## What needs to be done
Transcribe the whole listing below without changing a word, but leave out every image.
*** Exercise data ***
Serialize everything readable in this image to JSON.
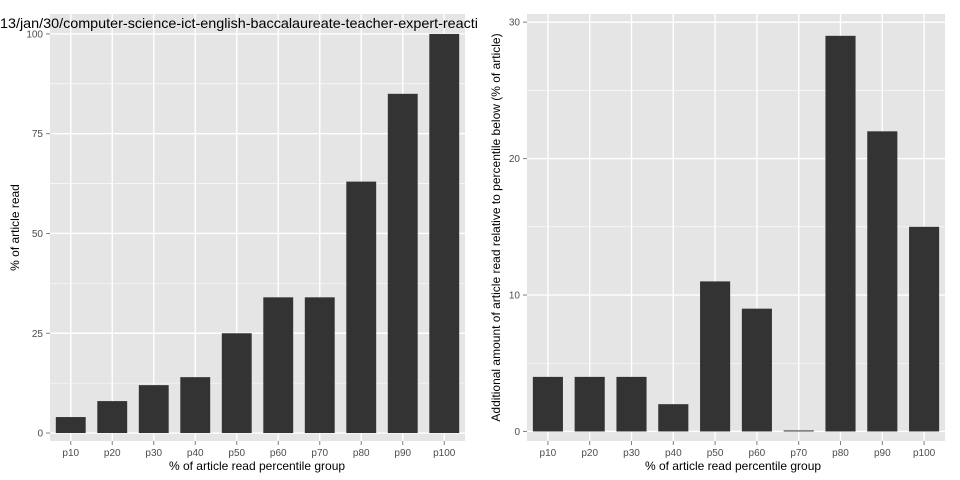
{
  "chart_data": [
    {
      "type": "bar",
      "title": "13/jan/30/computer-science-ict-english-baccalaureate-teacher-expert-reacti",
      "categories": [
        "p10",
        "p20",
        "p30",
        "p40",
        "p50",
        "p60",
        "p70",
        "p80",
        "p90",
        "p100"
      ],
      "values": [
        4,
        8,
        12,
        14,
        25,
        34,
        34,
        63,
        85,
        100
      ],
      "xlabel": "% of article read percentile group",
      "ylabel": "% of article read",
      "ylim": [
        -2,
        105
      ],
      "yticks": [
        0,
        25,
        50,
        75,
        100
      ],
      "grid": true,
      "bar_color": "#333333",
      "panel_color": "#e5e5e5",
      "grid_color": "#ffffff"
    },
    {
      "type": "bar",
      "title": "",
      "categories": [
        "p10",
        "p20",
        "p30",
        "p40",
        "p50",
        "p60",
        "p70",
        "p80",
        "p90",
        "p100"
      ],
      "values": [
        4,
        4,
        4,
        2,
        11,
        9,
        0,
        29,
        22,
        15
      ],
      "xlabel": "% of article read percentile group",
      "ylabel": "Additional amount of article read relative to percentile below (% of article)",
      "ylim": [
        -0.7,
        30.6
      ],
      "yticks": [
        0,
        10,
        20,
        30
      ],
      "grid": true,
      "bar_color": "#333333",
      "panel_color": "#e5e5e5",
      "grid_color": "#ffffff"
    }
  ]
}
***
## Written response
Serialize everything readable in this image to JSON.
{
  "chart_data": [
    {
      "type": "bar",
      "title": "13/jan/30/computer-science-ict-english-baccalaureate-teacher-expert-reacti",
      "categories": [
        "p10",
        "p20",
        "p30",
        "p40",
        "p50",
        "p60",
        "p70",
        "p80",
        "p90",
        "p100"
      ],
      "values": [
        4,
        8,
        12,
        14,
        25,
        34,
        34,
        63,
        85,
        100
      ],
      "xlabel": "% of article read percentile group",
      "ylabel": "% of article read",
      "ylim": [
        -2,
        105
      ],
      "yticks": [
        0,
        25,
        50,
        75,
        100
      ],
      "grid": true,
      "bar_color": "#333333",
      "panel_color": "#e5e5e5",
      "grid_color": "#ffffff"
    },
    {
      "type": "bar",
      "title": "",
      "categories": [
        "p10",
        "p20",
        "p30",
        "p40",
        "p50",
        "p60",
        "p70",
        "p80",
        "p90",
        "p100"
      ],
      "values": [
        4,
        4,
        4,
        2,
        11,
        9,
        0,
        29,
        22,
        15
      ],
      "xlabel": "% of article read percentile group",
      "ylabel": "Additional amount of article read relative to percentile below (% of article)",
      "ylim": [
        -0.7,
        30.6
      ],
      "yticks": [
        0,
        10,
        20,
        30
      ],
      "grid": true,
      "bar_color": "#333333",
      "panel_color": "#e5e5e5",
      "grid_color": "#ffffff"
    }
  ]
}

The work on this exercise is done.